**PROBLEM:** Make an exact copy of all the data.
-- DATASET EXCERPTS start --
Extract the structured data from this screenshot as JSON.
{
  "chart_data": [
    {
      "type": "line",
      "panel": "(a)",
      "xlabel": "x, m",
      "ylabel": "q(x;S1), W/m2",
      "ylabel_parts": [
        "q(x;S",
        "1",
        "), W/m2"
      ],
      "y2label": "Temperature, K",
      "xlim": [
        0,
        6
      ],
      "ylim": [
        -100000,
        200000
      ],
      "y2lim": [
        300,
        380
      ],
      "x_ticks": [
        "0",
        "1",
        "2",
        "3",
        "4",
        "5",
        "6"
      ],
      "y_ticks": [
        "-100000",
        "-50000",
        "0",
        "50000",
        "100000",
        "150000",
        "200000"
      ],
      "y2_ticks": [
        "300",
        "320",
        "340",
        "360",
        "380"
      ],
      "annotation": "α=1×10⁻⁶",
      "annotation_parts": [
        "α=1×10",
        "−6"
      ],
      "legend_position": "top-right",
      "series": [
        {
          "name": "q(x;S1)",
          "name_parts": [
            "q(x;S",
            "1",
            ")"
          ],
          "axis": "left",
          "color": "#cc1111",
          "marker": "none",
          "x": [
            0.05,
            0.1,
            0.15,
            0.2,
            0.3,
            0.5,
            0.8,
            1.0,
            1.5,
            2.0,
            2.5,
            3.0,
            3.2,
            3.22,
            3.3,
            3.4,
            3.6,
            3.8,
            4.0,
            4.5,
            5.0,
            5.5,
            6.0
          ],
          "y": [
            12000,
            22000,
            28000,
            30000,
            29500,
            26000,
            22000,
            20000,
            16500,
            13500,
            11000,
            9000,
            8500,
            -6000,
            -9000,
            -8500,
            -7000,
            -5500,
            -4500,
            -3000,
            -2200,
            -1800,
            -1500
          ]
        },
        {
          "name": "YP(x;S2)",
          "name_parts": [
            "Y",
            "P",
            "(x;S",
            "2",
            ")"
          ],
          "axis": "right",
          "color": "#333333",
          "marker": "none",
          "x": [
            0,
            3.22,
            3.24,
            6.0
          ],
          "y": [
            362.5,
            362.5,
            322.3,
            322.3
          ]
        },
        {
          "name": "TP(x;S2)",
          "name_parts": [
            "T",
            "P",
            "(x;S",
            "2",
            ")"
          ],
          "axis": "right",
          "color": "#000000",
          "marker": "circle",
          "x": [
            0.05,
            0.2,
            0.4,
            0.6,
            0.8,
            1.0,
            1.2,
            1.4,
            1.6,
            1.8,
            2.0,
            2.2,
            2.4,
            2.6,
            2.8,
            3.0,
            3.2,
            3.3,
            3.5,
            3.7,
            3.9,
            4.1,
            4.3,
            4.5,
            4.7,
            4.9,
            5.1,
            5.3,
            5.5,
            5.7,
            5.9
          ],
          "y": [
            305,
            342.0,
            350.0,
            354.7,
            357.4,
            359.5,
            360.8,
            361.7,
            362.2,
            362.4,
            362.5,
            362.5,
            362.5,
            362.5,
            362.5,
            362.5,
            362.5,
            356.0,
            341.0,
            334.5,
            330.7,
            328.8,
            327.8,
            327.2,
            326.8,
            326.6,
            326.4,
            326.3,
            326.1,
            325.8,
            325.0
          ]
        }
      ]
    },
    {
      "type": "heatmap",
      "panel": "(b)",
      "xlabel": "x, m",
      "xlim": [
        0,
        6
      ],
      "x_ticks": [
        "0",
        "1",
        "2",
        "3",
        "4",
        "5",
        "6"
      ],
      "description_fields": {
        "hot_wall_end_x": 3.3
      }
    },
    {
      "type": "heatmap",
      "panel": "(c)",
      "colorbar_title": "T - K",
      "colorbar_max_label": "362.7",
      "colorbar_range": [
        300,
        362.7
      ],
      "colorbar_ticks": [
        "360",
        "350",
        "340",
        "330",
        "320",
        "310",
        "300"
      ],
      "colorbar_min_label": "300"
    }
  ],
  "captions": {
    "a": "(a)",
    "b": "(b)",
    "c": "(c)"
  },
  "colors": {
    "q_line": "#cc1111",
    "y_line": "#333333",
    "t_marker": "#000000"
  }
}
-- DATASET EXCERPTS end --
**WRITTEN ANSWER:**
Extract the structured data from this screenshot as JSON.
{
  "chart_data": [
    {
      "type": "line",
      "panel": "(a)",
      "xlabel": "x, m",
      "ylabel": "q(x;S1), W/m2",
      "ylabel_parts": [
        "q(x;S",
        "1",
        "), W/m2"
      ],
      "y2label": "Temperature, K",
      "xlim": [
        0,
        6
      ],
      "ylim": [
        -100000,
        200000
      ],
      "y2lim": [
        300,
        380
      ],
      "x_ticks": [
        "0",
        "1",
        "2",
        "3",
        "4",
        "5",
        "6"
      ],
      "y_ticks": [
        "-100000",
        "-50000",
        "0",
        "50000",
        "100000",
        "150000",
        "200000"
      ],
      "y2_ticks": [
        "300",
        "320",
        "340",
        "360",
        "380"
      ],
      "annotation": "α=1×10⁻⁶",
      "annotation_parts": [
        "α=1×10",
        "−6"
      ],
      "legend_position": "top-right",
      "series": [
        {
          "name": "q(x;S1)",
          "name_parts": [
            "q(x;S",
            "1",
            ")"
          ],
          "axis": "left",
          "color": "#cc1111",
          "marker": "none",
          "x": [
            0.05,
            0.1,
            0.15,
            0.2,
            0.3,
            0.5,
            0.8,
            1.0,
            1.5,
            2.0,
            2.5,
            3.0,
            3.2,
            3.22,
            3.3,
            3.4,
            3.6,
            3.8,
            4.0,
            4.5,
            5.0,
            5.5,
            6.0
          ],
          "y": [
            12000,
            22000,
            28000,
            30000,
            29500,
            26000,
            22000,
            20000,
            16500,
            13500,
            11000,
            9000,
            8500,
            -6000,
            -9000,
            -8500,
            -7000,
            -5500,
            -4500,
            -3000,
            -2200,
            -1800,
            -1500
          ]
        },
        {
          "name": "YP(x;S2)",
          "name_parts": [
            "Y",
            "P",
            "(x;S",
            "2",
            ")"
          ],
          "axis": "right",
          "color": "#333333",
          "marker": "none",
          "x": [
            0,
            3.22,
            3.24,
            6.0
          ],
          "y": [
            362.5,
            362.5,
            322.3,
            322.3
          ]
        },
        {
          "name": "TP(x;S2)",
          "name_parts": [
            "T",
            "P",
            "(x;S",
            "2",
            ")"
          ],
          "axis": "right",
          "color": "#000000",
          "marker": "circle",
          "x": [
            0.05,
            0.2,
            0.4,
            0.6,
            0.8,
            1.0,
            1.2,
            1.4,
            1.6,
            1.8,
            2.0,
            2.2,
            2.4,
            2.6,
            2.8,
            3.0,
            3.2,
            3.3,
            3.5,
            3.7,
            3.9,
            4.1,
            4.3,
            4.5,
            4.7,
            4.9,
            5.1,
            5.3,
            5.5,
            5.7,
            5.9
          ],
          "y": [
            305,
            342.0,
            350.0,
            354.7,
            357.4,
            359.5,
            360.8,
            361.7,
            362.2,
            362.4,
            362.5,
            362.5,
            362.5,
            362.5,
            362.5,
            362.5,
            362.5,
            356.0,
            341.0,
            334.5,
            330.7,
            328.8,
            327.8,
            327.2,
            326.8,
            326.6,
            326.4,
            326.3,
            326.1,
            325.8,
            325.0
          ]
        }
      ]
    },
    {
      "type": "heatmap",
      "panel": "(b)",
      "xlabel": "x, m",
      "xlim": [
        0,
        6
      ],
      "x_ticks": [
        "0",
        "1",
        "2",
        "3",
        "4",
        "5",
        "6"
      ],
      "description_fields": {
        "hot_wall_end_x": 3.3
      }
    },
    {
      "type": "heatmap",
      "panel": "(c)",
      "colorbar_title": "T - K",
      "colorbar_max_label": "362.7",
      "colorbar_range": [
        300,
        362.7
      ],
      "colorbar_ticks": [
        "360",
        "350",
        "340",
        "330",
        "320",
        "310",
        "300"
      ],
      "colorbar_min_label": "300"
    }
  ],
  "captions": {
    "a": "(a)",
    "b": "(b)",
    "c": "(c)"
  },
  "colors": {
    "q_line": "#cc1111",
    "y_line": "#333333",
    "t_marker": "#000000"
  }
}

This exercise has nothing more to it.